▶ [Your objective] Return every record below exactly as written, omitting any pictures.

▶ [Material for this exercise]
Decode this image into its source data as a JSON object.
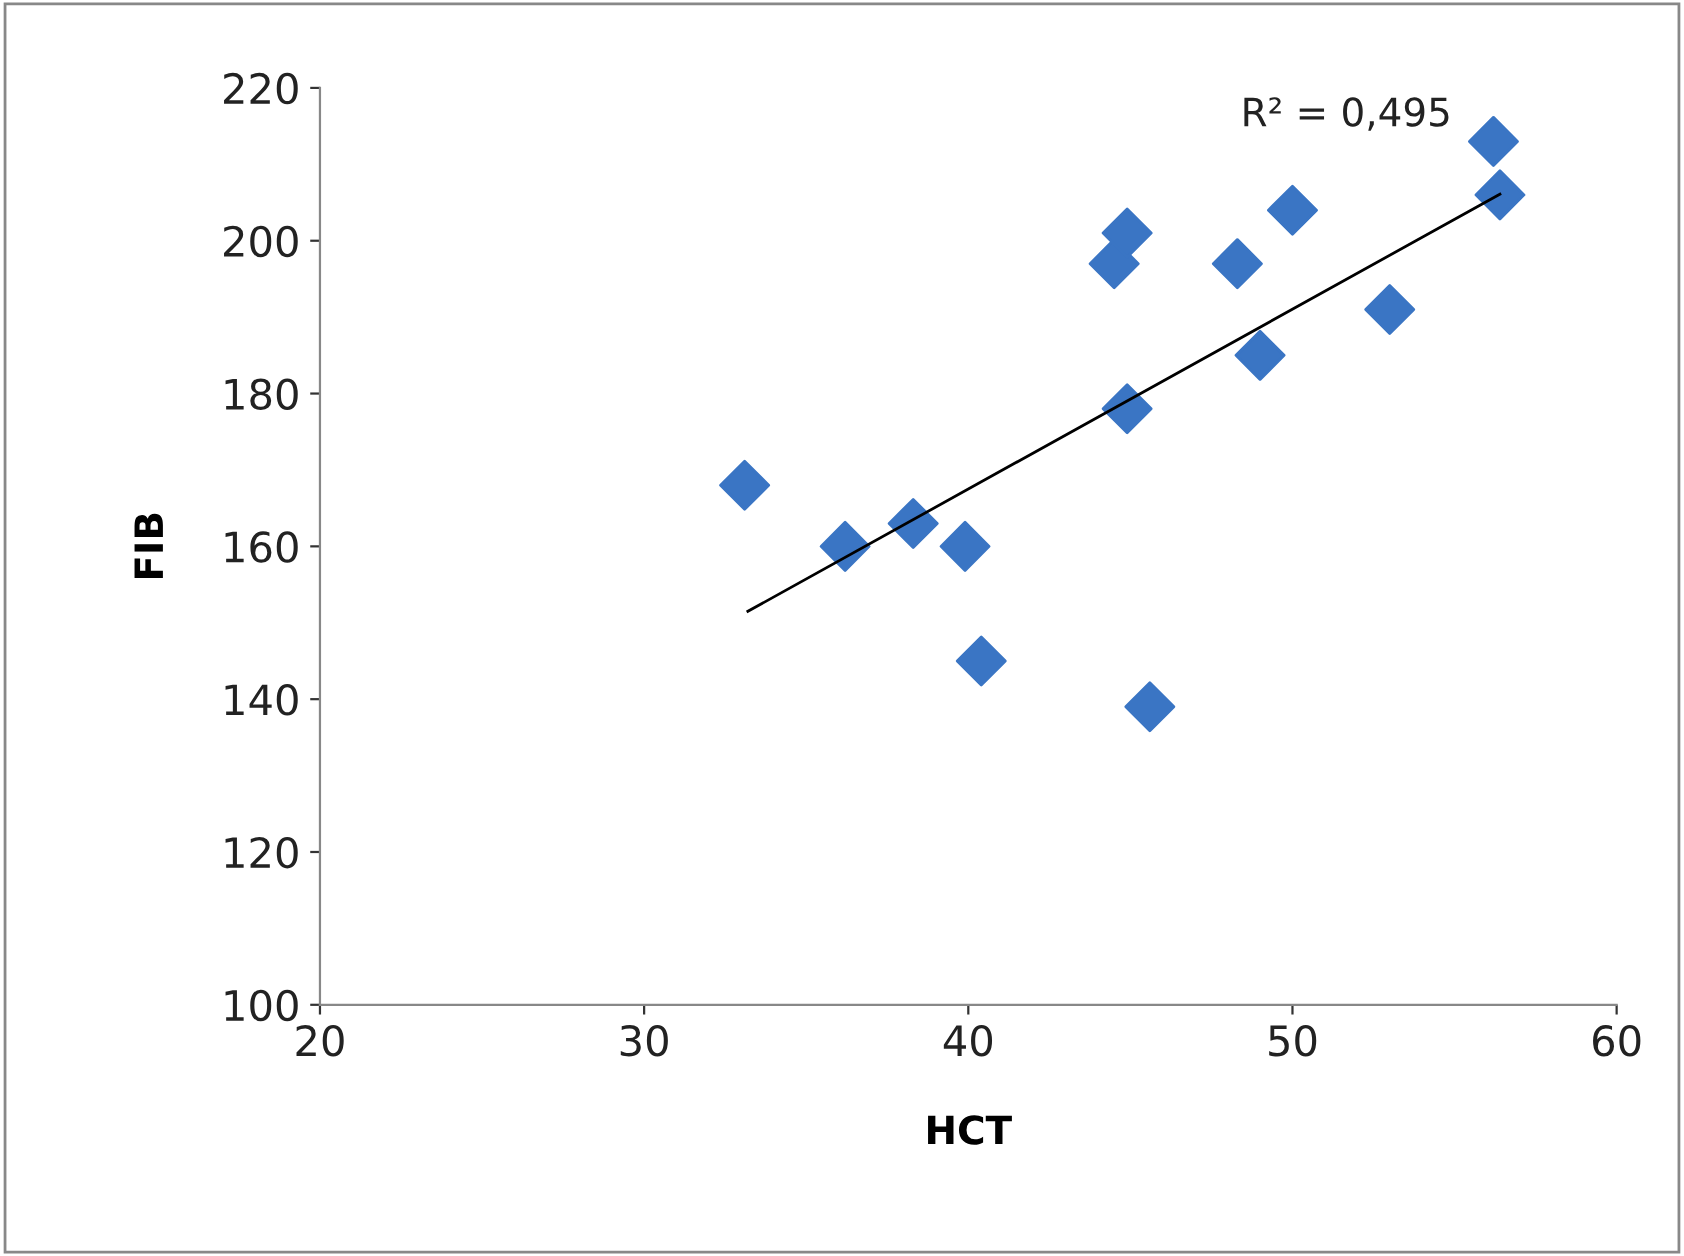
{
  "chart_data": {
    "type": "scatter",
    "xlabel": "HCT",
    "ylabel": "FIB",
    "xlim": [
      20,
      60
    ],
    "ylim": [
      100,
      220
    ],
    "xticks": [
      20,
      30,
      40,
      50,
      60
    ],
    "yticks": [
      100,
      120,
      140,
      160,
      180,
      200,
      220
    ],
    "grid": false,
    "legend": false,
    "marker": "diamond",
    "series": [
      {
        "color": "#3a75c4",
        "x": [
          33.1,
          36.2,
          38.3,
          39.9,
          40.4,
          44.5,
          44.9,
          44.9,
          45.6,
          48.3,
          49.0,
          50.0,
          53.0,
          56.2,
          56.4
        ],
        "values": [
          168,
          160,
          163,
          160,
          145,
          197,
          201,
          178,
          139,
          197,
          185,
          204,
          191,
          213,
          206
        ]
      },
      {
        "type": "line",
        "color": "#000000",
        "x": [
          33.2,
          56.4
        ],
        "values": [
          151.5,
          206.1
        ],
        "marker": "none",
        "line_style": "solid"
      }
    ],
    "annotations": [
      "R² = 0,495"
    ]
  }
}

▶ [The reply]
Decode this image into its source data as a JSON object.
{
  "chart_data": {
    "type": "scatter",
    "xlabel": "HCT",
    "ylabel": "FIB",
    "xlim": [
      20,
      60
    ],
    "ylim": [
      100,
      220
    ],
    "xticks": [
      20,
      30,
      40,
      50,
      60
    ],
    "yticks": [
      100,
      120,
      140,
      160,
      180,
      200,
      220
    ],
    "grid": false,
    "legend": false,
    "marker": "diamond",
    "series": [
      {
        "color": "#3a75c4",
        "x": [
          33.1,
          36.2,
          38.3,
          39.9,
          40.4,
          44.5,
          44.9,
          44.9,
          45.6,
          48.3,
          49.0,
          50.0,
          53.0,
          56.2,
          56.4
        ],
        "values": [
          168,
          160,
          163,
          160,
          145,
          197,
          201,
          178,
          139,
          197,
          185,
          204,
          191,
          213,
          206
        ]
      },
      {
        "type": "line",
        "color": "#000000",
        "x": [
          33.2,
          56.4
        ],
        "values": [
          151.5,
          206.1
        ],
        "marker": "none",
        "line_style": "solid"
      }
    ],
    "annotations": [
      "R² = 0,495"
    ]
  }
}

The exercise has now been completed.